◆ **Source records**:
● ● ● ●
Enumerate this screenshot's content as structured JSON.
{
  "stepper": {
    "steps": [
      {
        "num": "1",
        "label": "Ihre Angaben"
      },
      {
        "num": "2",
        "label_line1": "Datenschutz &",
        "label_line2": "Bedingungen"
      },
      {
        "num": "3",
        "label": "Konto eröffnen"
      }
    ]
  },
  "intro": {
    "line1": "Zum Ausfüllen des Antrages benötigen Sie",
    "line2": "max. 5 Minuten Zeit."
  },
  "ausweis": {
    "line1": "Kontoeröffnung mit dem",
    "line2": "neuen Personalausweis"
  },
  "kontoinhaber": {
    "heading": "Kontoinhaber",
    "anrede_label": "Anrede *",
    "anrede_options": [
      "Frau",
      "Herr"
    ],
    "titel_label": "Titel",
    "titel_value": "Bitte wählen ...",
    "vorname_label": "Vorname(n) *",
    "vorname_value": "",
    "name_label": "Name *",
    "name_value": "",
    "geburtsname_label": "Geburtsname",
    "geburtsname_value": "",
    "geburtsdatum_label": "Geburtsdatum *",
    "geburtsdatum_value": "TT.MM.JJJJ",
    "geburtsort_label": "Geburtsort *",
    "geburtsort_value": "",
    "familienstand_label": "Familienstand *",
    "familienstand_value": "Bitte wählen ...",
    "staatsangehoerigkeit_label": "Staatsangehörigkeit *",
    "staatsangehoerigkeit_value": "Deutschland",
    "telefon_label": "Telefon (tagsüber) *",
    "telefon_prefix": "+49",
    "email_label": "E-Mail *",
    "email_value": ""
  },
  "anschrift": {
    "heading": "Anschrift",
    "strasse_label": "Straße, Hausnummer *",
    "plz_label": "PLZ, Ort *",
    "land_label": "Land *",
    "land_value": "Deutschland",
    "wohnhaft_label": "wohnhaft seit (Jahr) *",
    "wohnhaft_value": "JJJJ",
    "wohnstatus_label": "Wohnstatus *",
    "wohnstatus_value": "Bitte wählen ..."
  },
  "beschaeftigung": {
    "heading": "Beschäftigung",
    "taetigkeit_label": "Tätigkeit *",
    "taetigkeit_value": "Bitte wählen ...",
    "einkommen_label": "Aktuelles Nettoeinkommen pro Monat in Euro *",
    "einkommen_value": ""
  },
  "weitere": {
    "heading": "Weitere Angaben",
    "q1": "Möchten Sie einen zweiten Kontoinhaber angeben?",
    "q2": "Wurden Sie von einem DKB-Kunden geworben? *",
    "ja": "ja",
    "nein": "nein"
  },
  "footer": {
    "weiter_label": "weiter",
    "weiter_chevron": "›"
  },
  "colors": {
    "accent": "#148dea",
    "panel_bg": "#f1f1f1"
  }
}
● ● ● ●
◆ **PROBLEM TO WORK ON**:
Print the records above in full, exactly.

◆ **RESULT**:
Enumerate this screenshot's content as structured JSON.
{
  "stepper": {
    "steps": [
      {
        "num": "1",
        "label": "Ihre Angaben"
      },
      {
        "num": "2",
        "label_line1": "Datenschutz &",
        "label_line2": "Bedingungen"
      },
      {
        "num": "3",
        "label": "Konto eröffnen"
      }
    ]
  },
  "intro": {
    "line1": "Zum Ausfüllen des Antrages benötigen Sie",
    "line2": "max. 5 Minuten Zeit."
  },
  "ausweis": {
    "line1": "Kontoeröffnung mit dem",
    "line2": "neuen Personalausweis"
  },
  "kontoinhaber": {
    "heading": "Kontoinhaber",
    "anrede_label": "Anrede *",
    "anrede_options": [
      "Frau",
      "Herr"
    ],
    "titel_label": "Titel",
    "titel_value": "Bitte wählen ...",
    "vorname_label": "Vorname(n) *",
    "vorname_value": "",
    "name_label": "Name *",
    "name_value": "",
    "geburtsname_label": "Geburtsname",
    "geburtsname_value": "",
    "geburtsdatum_label": "Geburtsdatum *",
    "geburtsdatum_value": "TT.MM.JJJJ",
    "geburtsort_label": "Geburtsort *",
    "geburtsort_value": "",
    "familienstand_label": "Familienstand *",
    "familienstand_value": "Bitte wählen ...",
    "staatsangehoerigkeit_label": "Staatsangehörigkeit *",
    "staatsangehoerigkeit_value": "Deutschland",
    "telefon_label": "Telefon (tagsüber) *",
    "telefon_prefix": "+49",
    "email_label": "E-Mail *",
    "email_value": ""
  },
  "anschrift": {
    "heading": "Anschrift",
    "strasse_label": "Straße, Hausnummer *",
    "plz_label": "PLZ, Ort *",
    "land_label": "Land *",
    "land_value": "Deutschland",
    "wohnhaft_label": "wohnhaft seit (Jahr) *",
    "wohnhaft_value": "JJJJ",
    "wohnstatus_label": "Wohnstatus *",
    "wohnstatus_value": "Bitte wählen ..."
  },
  "beschaeftigung": {
    "heading": "Beschäftigung",
    "taetigkeit_label": "Tätigkeit *",
    "taetigkeit_value": "Bitte wählen ...",
    "einkommen_label": "Aktuelles Nettoeinkommen pro Monat in Euro *",
    "einkommen_value": ""
  },
  "weitere": {
    "heading": "Weitere Angaben",
    "q1": "Möchten Sie einen zweiten Kontoinhaber angeben?",
    "q2": "Wurden Sie von einem DKB-Kunden geworben? *",
    "ja": "ja",
    "nein": "nein"
  },
  "footer": {
    "weiter_label": "weiter",
    "weiter_chevron": "›"
  },
  "colors": {
    "accent": "#148dea",
    "panel_bg": "#f1f1f1"
  }
}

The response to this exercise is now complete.